* begin *
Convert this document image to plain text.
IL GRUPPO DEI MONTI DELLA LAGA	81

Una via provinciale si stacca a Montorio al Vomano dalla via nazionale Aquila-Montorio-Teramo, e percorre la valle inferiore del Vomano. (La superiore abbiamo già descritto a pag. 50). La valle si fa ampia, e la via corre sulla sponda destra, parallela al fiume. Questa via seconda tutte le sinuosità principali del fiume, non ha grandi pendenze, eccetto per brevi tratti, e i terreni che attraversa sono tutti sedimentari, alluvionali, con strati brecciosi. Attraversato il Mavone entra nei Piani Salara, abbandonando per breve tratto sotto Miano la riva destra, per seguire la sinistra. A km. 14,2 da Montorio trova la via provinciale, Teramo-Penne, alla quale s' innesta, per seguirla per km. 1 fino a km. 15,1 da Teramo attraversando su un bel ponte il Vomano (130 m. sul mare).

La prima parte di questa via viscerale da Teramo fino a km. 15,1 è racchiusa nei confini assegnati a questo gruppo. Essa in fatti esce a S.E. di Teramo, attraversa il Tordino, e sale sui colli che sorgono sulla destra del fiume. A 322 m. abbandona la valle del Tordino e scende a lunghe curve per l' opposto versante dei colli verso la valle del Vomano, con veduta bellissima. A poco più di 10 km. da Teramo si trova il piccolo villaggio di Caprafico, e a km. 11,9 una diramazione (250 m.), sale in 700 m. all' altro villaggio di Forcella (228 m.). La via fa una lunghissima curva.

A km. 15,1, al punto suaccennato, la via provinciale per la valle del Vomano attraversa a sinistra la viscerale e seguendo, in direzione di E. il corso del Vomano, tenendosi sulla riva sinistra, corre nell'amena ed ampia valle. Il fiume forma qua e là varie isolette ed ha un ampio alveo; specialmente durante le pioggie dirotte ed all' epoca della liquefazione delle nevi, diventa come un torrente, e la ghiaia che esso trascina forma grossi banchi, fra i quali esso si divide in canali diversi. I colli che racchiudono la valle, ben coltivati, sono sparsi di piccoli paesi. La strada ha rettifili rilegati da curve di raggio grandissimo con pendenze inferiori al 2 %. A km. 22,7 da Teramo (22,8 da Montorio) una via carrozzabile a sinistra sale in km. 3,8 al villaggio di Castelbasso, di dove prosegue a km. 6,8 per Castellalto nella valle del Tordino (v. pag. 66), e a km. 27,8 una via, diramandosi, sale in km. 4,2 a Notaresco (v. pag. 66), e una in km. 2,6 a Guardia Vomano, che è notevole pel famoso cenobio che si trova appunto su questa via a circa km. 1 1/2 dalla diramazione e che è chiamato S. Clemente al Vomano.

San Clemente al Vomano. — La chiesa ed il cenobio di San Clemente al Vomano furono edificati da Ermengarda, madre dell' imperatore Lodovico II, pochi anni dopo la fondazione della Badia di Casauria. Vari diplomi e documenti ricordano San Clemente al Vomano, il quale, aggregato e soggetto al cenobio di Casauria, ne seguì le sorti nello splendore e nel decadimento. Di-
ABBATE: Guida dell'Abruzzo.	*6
* end *
| Required task |
All of the records must be repeated exactly.

| Finished answer |
Convert this document image to plain text.
IL GRUPPO DEI MONTI DELLA LAGA	81

Una via provinciale si stacca a Montorio al Vomano dalla via nazionale Aquila-Montorio-Teramo, e percorre la valle inferiore del Vomano. (La superiore abbiamo già descritto a pag. 50). La valle si fa ampia, e la via corre sulla sponda destra, parallela al fiume. Questa via seconda tutte le sinuosità principali del fiume, non ha grandi pendenze, eccetto per brevi tratti, e i terreni che attraversa sono tutti sedimentari, alluvionali, con strati brecciosi. Attraversato il Mavone entra nei Piani Salara, abbandonando per breve tratto sotto Miano la riva destra, per seguire la sinistra. A km. 14,2 da Montorio trova la via provinciale, Teramo-Penne, alla quale s' innesta, per seguirla per km. 1 fino a km. 15,1 da Teramo attraversando su un bel ponte il Vomano (130 m. sul mare).

La prima parte di questa via viscerale da Teramo fino a km. 15,1 è racchiusa nei confini assegnati a questo gruppo. Essa in fatti esce a S.E. di Teramo, attraversa il Tordino, e sale sui colli che sorgono sulla destra del fiume. A 322 m. abbandona la valle del Tordino e scende a lunghe curve per l' opposto versante dei colli verso la valle del Vomano, con veduta bellissima. A poco più di 10 km. da Teramo si trova il piccolo villaggio di Caprafico, e a km. 11,9 una diramazione (250 m.), sale in 700 m. all' altro villaggio di Forcella (228 m.). La via fa una lunghissima curva.

A km. 15,1, al punto suaccennato, la via provinciale per la valle del Vomano attraversa a sinistra la viscerale e seguendo, in direzione di E. il corso del Vomano, tenendosi sulla riva sinistra, corre nell'amena ed ampia valle. Il fiume forma qua e là varie isolette ed ha un ampio alveo; specialmente durante le pioggie dirotte ed all' epoca della liquefazione delle nevi, diventa come un torrente, e la ghiaia che esso trascina forma grossi banchi, fra i quali esso si divide in canali diversi. I colli che racchiudono la valle, ben coltivati, sono sparsi di piccoli paesi. La strada ha rettifili rilegati da curve di raggio grandissimo con pendenze inferiori al 2 %. A km. 22,7 da Teramo (22,8 da Montorio) una via carrozzabile a sinistra sale in km. 3,8 al villaggio di Castelbasso, di dove prosegue a km. 6,8 per Castellalto nella valle del Tordino (v. pag. 66), e a km. 27,8 una via, diramandosi, sale in km. 4,2 a Notaresco (v. pag. 66), e una in km. 2,6 a Guardia Vomano, che è notevole pel famoso cenobio che si trova appunto su questa via a circa km. 1 1/2 dalla diramazione e che è chiamato S. Clemente al Vomano.

San Clemente al Vomano. — La chiesa ed il cenobio di San Clemente al Vomano furono edificati da Ermengarda, madre dell' imperatore Lodovico II, pochi anni dopo la fondazione della Badia di Casauria. Vari diplomi e documenti ricordano San Clemente al Vomano, il quale, aggregato e soggetto al cenobio di Casauria, ne seguì le sorti nello splendore e nel decadimento. Di-
ABBATE: Guida dell'Abruzzo.	*6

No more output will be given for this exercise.